Quoted passage:
=-=-=-=-=

Vita

Rupert Gaderer studied electrical engineering at the TGM Technologisches Gewerbemuseum at Vienna (1994-1998), German Literature at the University of Vienna (1999-2004) and at the University of Genoa (2002-2003). He received his PhD in German Literature at the University of Vienna with a dissertation on the relations between natural sciences, aesthetics, and literature around 1800 (Poetik der Technik: Elektrizität und Optik bei E.T.A. Hoffmann, 2009). He has received grants from the University of Vienna (2002/2003) and the Austrian Academy of Sciences (2005-2007), was a fellow at the IFK International Research Center for Cultural Studies (2006-2007), an IFK visiting fellow at the Humboldt-University of Berlin (2007-2008), and a postdoctoral Fellow at the ICI Berlin Institute for Cultural Inquiry (2008-2009).

Since 2009 he is a scholar at the Graduate School ‘Mediale Historiographien’ (Weimar, Erfurt, Jena). He has taught German Literature at the University of Vienna, at the Humboldt-University Berlin, and at the University of Erfurt. His research areas include the relations between natural sciences and literature, law and literature, and travel literature on Italy.

The Science of Electricity:
Cultures of Tension in Natural Science, Philosophy, and Literature, 1744-1826

ICI Project 2008-09

The introductory section of my work looks at the way electric tension entered popular culture during the eighteenth-century in the form of public performances. With the assistance of new devices such as the Leidener jar or the electrostatic generator, experimenters sought to make electrical tension visible to a broader lay audience. The second section concentrates on eighteenth-century electrotherapy and is dedicated to the ‘medicina electrica’. Leidener jars and electrostatic generators began to be used when medicine emerged as a modern science.

The third section analyzes the manner in which metaphors of electrical tension were introduced in the philosophical works of Friedrich Joseph Schelling, Gotthilf Heinrich Schubert, and Johann Wilhelm Ritter, among others around 1800. My research concludes with an analysis of those literary works that exemplify the broader preoccupation with electricity in early modern European culture (i.e. Jean Paul, Novalis, Achim von Arnim, Heinrich von Kleist, Bettine von Arnim, Friedrich Schiller).

=-=-=-=-=

Records:
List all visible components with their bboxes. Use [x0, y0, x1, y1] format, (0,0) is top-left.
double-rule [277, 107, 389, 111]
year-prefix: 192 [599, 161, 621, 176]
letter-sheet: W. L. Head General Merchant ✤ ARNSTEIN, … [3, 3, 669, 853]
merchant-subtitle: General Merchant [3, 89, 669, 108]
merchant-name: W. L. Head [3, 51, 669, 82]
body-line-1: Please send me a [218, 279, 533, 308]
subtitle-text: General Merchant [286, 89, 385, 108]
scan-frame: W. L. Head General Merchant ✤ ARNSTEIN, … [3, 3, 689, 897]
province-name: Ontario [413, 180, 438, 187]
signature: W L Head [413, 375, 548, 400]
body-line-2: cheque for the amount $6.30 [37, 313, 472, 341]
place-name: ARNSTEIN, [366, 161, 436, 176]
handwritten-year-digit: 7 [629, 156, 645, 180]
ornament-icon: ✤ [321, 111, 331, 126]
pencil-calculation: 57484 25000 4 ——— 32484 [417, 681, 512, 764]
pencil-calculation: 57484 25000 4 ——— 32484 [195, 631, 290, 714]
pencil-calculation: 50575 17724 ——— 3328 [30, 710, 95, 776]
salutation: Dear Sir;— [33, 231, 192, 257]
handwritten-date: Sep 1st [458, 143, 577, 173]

=-=-=-=-=

Requirement A: Reproduce the Gaderer profile word for word between "Since 2009 he" and "literature on Italy.", inclusive.
Requirement B: Sum up the Gaderer profile in two sentences.
The listing above is separate material from the Gaderer profile.

Written answer A:
Since 2009 he is a scholar at the Graduate School ‘Mediale Historiographien’ (Weimar, Erfurt, Jena). He has taught German Literature at the University of Vienna, at the Humboldt-University Berlin, and at the University of Erfurt. His research areas include the relations between natural sciences and literature, law and literature, and travel literature on Italy.

Written answer B: Rupert Gaderer studied electrical engineering in Vienna and German literature at the Universities of Vienna and Genoa, earned a PhD in German literature at Vienna, held several grants and fellowships, and has been a scholar at the Graduate School 'Mediale Historiographien' since 2009. His 2008-09 ICI project follows electrical tension through eighteenth-century public performances, eighteenth-century electrotherapy, philosophical works around 1800, and literary works that show a broader preoccupation with electricity.